**Quoted text**

>> BEGIN

Sundaresh Menon  (born 26 February 1962) is a Singaporean judge who has been serving as the fourth chief justice of Singapore since 2012. He was appointed by President Tony Tan, and took office on 6 November 2012. He was the first chief justice to be born in Singapore.

Education
Sundaresh graduated from the National University of Singapore in 1986  with a Bachelor of Laws with first class honours degree. He subsequently went on to complete a Master of Laws degree at Harvard Law School in 1991.

Career
Sundaresh started his career at Shook Lin & Bok as a legal assistant in 1987, and became a partner in 1990. In 1992, together with Wong Meng Meng and Alvin Yeo, Sundaresh co-founded WongPartnership, one of the four largest law firms in Singapore, and remained a partner in the law firm until 1995. He then joined Rajah & Tann as a partner and served as its Head of Projects & Infrastructure Group until 2003, and thereafter joined Jones Day as a partner until 2006.

>> END

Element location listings
>> BEGIN

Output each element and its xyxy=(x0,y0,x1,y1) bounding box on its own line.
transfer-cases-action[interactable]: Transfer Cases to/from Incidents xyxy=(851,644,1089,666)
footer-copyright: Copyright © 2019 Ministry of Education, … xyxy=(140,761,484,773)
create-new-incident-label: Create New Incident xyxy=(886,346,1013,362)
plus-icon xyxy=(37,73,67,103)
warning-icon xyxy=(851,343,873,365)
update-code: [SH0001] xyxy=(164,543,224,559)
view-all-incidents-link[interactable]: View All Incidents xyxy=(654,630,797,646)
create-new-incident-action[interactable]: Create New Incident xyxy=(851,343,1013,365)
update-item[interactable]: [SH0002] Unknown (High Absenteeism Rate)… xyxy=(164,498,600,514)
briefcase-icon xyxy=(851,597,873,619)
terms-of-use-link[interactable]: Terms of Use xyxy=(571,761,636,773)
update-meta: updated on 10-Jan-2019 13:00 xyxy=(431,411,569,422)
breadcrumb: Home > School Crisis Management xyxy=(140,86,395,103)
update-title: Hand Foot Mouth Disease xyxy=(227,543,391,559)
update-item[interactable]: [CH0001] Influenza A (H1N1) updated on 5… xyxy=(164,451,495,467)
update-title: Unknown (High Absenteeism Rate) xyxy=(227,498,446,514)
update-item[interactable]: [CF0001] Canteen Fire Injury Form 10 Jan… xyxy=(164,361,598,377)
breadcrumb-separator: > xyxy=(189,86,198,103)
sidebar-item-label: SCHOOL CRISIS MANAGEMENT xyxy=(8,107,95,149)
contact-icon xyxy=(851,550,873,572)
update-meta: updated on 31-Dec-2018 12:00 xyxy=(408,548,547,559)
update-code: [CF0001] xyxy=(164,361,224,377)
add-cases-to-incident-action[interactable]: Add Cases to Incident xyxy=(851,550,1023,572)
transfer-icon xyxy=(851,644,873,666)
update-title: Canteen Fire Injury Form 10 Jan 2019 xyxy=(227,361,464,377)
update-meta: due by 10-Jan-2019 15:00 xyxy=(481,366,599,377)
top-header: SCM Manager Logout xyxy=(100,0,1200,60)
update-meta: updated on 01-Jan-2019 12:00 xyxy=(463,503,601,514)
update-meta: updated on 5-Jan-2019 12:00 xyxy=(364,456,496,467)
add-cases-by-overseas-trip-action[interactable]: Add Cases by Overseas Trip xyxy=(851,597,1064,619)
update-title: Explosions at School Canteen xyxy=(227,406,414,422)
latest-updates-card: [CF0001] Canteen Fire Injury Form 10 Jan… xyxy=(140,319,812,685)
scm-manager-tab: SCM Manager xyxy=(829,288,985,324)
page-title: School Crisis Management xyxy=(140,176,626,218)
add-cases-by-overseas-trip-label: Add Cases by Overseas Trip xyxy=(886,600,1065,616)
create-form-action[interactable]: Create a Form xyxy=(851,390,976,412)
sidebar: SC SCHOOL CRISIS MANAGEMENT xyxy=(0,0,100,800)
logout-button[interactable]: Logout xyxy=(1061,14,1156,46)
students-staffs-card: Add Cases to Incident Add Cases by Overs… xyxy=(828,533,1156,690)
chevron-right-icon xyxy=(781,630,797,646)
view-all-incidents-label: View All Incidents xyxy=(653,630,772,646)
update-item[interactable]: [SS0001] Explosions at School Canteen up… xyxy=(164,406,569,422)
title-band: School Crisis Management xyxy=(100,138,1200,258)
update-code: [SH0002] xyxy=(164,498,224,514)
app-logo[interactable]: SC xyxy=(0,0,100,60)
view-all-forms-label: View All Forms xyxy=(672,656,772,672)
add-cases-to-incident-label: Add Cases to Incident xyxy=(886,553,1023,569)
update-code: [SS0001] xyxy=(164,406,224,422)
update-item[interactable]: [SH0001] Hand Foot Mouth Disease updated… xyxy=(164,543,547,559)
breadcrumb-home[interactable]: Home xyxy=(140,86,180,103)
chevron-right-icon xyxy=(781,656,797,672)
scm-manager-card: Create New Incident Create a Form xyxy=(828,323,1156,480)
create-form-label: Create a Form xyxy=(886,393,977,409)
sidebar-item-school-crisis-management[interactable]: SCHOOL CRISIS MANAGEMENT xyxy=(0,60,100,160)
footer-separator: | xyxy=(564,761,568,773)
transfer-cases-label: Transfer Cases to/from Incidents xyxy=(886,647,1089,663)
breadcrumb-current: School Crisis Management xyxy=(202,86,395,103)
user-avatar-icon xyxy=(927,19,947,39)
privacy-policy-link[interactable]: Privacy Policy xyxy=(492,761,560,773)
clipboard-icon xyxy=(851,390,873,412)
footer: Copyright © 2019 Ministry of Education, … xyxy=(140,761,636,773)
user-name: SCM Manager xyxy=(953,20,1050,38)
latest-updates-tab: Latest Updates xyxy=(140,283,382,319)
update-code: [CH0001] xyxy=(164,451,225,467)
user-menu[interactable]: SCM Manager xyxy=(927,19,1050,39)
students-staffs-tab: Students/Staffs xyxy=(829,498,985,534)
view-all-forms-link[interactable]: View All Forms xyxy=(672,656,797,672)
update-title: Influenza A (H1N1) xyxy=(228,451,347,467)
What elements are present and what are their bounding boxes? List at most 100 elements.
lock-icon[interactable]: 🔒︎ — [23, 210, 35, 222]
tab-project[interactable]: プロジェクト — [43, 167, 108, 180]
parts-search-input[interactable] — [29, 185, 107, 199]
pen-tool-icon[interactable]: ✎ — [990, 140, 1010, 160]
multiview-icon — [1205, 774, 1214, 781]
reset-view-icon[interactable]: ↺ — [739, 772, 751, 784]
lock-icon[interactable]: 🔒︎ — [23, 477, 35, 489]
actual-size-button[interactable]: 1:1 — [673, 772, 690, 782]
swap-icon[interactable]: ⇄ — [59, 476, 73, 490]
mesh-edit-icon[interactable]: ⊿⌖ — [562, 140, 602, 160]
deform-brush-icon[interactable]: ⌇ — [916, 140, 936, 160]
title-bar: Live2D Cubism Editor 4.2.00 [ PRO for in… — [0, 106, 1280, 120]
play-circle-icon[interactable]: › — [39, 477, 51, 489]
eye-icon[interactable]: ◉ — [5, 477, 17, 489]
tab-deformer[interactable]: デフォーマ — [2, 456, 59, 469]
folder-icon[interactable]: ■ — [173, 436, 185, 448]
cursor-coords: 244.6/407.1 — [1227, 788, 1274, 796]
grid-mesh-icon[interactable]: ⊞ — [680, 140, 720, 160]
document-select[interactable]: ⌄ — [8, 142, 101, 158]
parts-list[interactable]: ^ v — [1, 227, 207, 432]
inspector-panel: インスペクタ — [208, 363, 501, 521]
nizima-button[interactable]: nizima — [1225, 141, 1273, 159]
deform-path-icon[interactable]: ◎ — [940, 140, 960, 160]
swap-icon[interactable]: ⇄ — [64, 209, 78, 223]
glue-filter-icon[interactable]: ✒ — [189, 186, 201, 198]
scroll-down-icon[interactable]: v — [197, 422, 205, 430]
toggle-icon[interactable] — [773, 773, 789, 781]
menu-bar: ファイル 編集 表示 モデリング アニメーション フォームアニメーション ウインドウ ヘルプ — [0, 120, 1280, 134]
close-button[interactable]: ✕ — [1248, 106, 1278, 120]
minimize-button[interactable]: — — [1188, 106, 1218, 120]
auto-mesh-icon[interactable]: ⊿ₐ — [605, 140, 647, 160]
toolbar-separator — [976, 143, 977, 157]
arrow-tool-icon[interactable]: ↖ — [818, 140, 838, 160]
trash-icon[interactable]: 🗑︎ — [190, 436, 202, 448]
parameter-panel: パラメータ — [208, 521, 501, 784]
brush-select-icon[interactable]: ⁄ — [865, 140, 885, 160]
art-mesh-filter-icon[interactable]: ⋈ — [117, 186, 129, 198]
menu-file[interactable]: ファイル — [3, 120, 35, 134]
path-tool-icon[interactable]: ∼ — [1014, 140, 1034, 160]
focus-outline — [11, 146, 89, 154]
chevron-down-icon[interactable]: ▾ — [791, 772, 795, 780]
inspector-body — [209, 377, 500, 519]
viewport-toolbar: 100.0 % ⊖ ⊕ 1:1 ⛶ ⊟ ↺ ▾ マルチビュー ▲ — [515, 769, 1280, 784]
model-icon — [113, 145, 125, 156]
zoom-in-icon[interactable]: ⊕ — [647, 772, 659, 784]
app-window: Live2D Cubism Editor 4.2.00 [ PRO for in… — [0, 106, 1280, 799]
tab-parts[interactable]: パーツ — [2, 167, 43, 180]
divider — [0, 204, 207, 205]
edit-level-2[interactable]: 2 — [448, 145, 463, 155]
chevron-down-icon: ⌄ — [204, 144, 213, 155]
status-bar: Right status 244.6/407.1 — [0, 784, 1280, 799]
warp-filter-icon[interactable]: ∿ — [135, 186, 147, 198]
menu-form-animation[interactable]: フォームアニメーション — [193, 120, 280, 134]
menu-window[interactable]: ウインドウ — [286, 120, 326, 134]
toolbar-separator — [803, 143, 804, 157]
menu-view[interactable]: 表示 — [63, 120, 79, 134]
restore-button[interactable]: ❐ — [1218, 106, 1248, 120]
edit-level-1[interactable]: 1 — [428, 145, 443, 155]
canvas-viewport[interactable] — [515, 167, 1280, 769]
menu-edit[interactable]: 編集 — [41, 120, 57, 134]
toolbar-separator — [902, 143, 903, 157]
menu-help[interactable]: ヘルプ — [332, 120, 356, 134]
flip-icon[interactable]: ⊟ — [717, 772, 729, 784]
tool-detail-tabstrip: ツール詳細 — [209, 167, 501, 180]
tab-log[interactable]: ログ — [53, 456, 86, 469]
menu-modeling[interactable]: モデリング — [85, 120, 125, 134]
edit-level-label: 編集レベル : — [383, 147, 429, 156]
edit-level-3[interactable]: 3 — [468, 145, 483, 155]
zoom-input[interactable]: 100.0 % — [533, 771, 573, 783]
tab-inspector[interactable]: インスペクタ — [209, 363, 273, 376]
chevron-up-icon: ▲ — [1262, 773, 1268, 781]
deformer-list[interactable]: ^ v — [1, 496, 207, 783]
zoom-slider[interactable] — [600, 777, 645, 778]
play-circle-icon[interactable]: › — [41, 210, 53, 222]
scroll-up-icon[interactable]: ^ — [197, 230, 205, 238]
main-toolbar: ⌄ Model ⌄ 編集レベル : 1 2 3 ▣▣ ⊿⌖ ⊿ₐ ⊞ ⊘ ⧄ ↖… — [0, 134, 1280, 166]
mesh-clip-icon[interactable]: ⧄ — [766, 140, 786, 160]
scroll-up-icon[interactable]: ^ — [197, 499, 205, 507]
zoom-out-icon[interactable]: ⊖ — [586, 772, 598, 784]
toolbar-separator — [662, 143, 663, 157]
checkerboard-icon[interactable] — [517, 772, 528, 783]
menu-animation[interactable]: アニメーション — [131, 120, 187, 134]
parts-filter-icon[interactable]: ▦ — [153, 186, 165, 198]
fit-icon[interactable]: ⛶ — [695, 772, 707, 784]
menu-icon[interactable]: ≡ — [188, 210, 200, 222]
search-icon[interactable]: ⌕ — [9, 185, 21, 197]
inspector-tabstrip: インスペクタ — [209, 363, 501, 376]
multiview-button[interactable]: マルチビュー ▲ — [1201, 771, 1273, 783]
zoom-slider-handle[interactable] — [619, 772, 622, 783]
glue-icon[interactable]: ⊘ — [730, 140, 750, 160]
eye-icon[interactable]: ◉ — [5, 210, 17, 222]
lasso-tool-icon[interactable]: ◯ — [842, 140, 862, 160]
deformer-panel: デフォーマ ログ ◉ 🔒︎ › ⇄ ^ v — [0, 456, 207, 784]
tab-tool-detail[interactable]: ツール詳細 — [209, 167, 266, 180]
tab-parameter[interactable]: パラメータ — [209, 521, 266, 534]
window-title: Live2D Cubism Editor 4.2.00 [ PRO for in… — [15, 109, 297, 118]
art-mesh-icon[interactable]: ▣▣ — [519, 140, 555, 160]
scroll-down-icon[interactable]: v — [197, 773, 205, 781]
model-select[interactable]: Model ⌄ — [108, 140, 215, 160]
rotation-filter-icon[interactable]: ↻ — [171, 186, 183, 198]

>> END

**What this task involves**
According to the biography of Sundaresh Menon, which three people co-founded WongPartnership in 1992?

**Solution**
Sundaresh Menon, Wong Meng Meng and Alvin Yeo.